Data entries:
* BEGIN *

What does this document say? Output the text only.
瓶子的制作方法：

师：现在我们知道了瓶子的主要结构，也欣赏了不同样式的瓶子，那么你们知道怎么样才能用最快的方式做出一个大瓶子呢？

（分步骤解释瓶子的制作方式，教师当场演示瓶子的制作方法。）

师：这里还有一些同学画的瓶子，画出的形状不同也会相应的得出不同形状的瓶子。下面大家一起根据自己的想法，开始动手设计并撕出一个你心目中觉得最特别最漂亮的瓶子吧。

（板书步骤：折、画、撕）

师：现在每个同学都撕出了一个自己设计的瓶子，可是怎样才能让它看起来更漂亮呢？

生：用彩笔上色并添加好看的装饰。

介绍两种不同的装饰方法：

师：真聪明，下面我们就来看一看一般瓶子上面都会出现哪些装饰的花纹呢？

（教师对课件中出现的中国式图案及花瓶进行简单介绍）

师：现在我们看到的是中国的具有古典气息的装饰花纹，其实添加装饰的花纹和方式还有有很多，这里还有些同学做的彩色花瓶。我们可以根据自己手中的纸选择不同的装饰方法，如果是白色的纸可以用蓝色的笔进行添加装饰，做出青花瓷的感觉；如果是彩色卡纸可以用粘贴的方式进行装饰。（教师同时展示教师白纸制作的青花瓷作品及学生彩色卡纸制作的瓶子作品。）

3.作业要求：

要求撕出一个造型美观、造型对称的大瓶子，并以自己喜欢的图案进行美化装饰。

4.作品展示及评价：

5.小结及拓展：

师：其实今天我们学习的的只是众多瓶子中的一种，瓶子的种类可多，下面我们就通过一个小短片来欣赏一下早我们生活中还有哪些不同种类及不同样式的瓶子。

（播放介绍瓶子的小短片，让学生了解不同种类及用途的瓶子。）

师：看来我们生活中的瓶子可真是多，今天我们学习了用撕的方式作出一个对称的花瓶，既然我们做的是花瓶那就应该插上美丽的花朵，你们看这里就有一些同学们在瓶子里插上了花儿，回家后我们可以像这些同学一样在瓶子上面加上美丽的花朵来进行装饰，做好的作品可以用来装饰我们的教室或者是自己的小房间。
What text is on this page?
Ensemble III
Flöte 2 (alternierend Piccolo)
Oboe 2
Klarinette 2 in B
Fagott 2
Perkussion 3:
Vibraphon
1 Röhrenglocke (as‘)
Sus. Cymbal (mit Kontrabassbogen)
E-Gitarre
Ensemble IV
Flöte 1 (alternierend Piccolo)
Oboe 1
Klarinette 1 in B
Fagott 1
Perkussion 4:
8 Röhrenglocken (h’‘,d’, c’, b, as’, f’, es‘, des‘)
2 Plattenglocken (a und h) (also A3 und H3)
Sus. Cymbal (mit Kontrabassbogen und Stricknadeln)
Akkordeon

* END *

Copy the entries above exactly, leaving none out.

What does this document say? Output the text only.
瓶子的制作方法：

师：现在我们知道了瓶子的主要结构，也欣赏了不同样式的瓶子，那么你们知道怎么样才能用最快的方式做出一个大瓶子呢？

（分步骤解释瓶子的制作方式，教师当场演示瓶子的制作方法。）

师：这里还有一些同学画的瓶子，画出的形状不同也会相应的得出不同形状的瓶子。下面大家一起根据自己的想法，开始动手设计并撕出一个你心目中觉得最特别最漂亮的瓶子吧。

（板书步骤：折、画、撕）

师：现在每个同学都撕出了一个自己设计的瓶子，可是怎样才能让它看起来更漂亮呢？

生：用彩笔上色并添加好看的装饰。

介绍两种不同的装饰方法：

师：真聪明，下面我们就来看一看一般瓶子上面都会出现哪些装饰的花纹呢？

（教师对课件中出现的中国式图案及花瓶进行简单介绍）

师：现在我们看到的是中国的具有古典气息的装饰花纹，其实添加装饰的花纹和方式还有有很多，这里还有些同学做的彩色花瓶。我们可以根据自己手中的纸选择不同的装饰方法，如果是白色的纸可以用蓝色的笔进行添加装饰，做出青花瓷的感觉；如果是彩色卡纸可以用粘贴的方式进行装饰。（教师同时展示教师白纸制作的青花瓷作品及学生彩色卡纸制作的瓶子作品。）

3.作业要求：

要求撕出一个造型美观、造型对称的大瓶子，并以自己喜欢的图案进行美化装饰。

4.作品展示及评价：

5.小结及拓展：

师：其实今天我们学习的的只是众多瓶子中的一种，瓶子的种类可多，下面我们就通过一个小短片来欣赏一下早我们生活中还有哪些不同种类及不同样式的瓶子。

（播放介绍瓶子的小短片，让学生了解不同种类及用途的瓶子。）

师：看来我们生活中的瓶子可真是多，今天我们学习了用撕的方式作出一个对称的花瓶，既然我们做的是花瓶那就应该插上美丽的花朵，你们看这里就有一些同学们在瓶子里插上了花儿，回家后我们可以像这些同学一样在瓶子上面加上美丽的花朵来进行装饰，做好的作品可以用来装饰我们的教室或者是自己的小房间。
What text is on this page?
Ensemble III
Flöte 2 (alternierend Piccolo)
Oboe 2
Klarinette 2 in B
Fagott 2
Perkussion 3:
Vibraphon
1 Röhrenglocke (as‘)
Sus. Cymbal (mit Kontrabassbogen)
E-Gitarre
Ensemble IV
Flöte 1 (alternierend Piccolo)
Oboe 1
Klarinette 1 in B
Fagott 1
Perkussion 4:
8 Röhrenglocken (h’‘,d’, c’, b, as’, f’, es‘, des‘)
2 Plattenglocken (a und h) (also A3 und H3)
Sus. Cymbal (mit Kontrabassbogen und Stricknadeln)
Akkordeon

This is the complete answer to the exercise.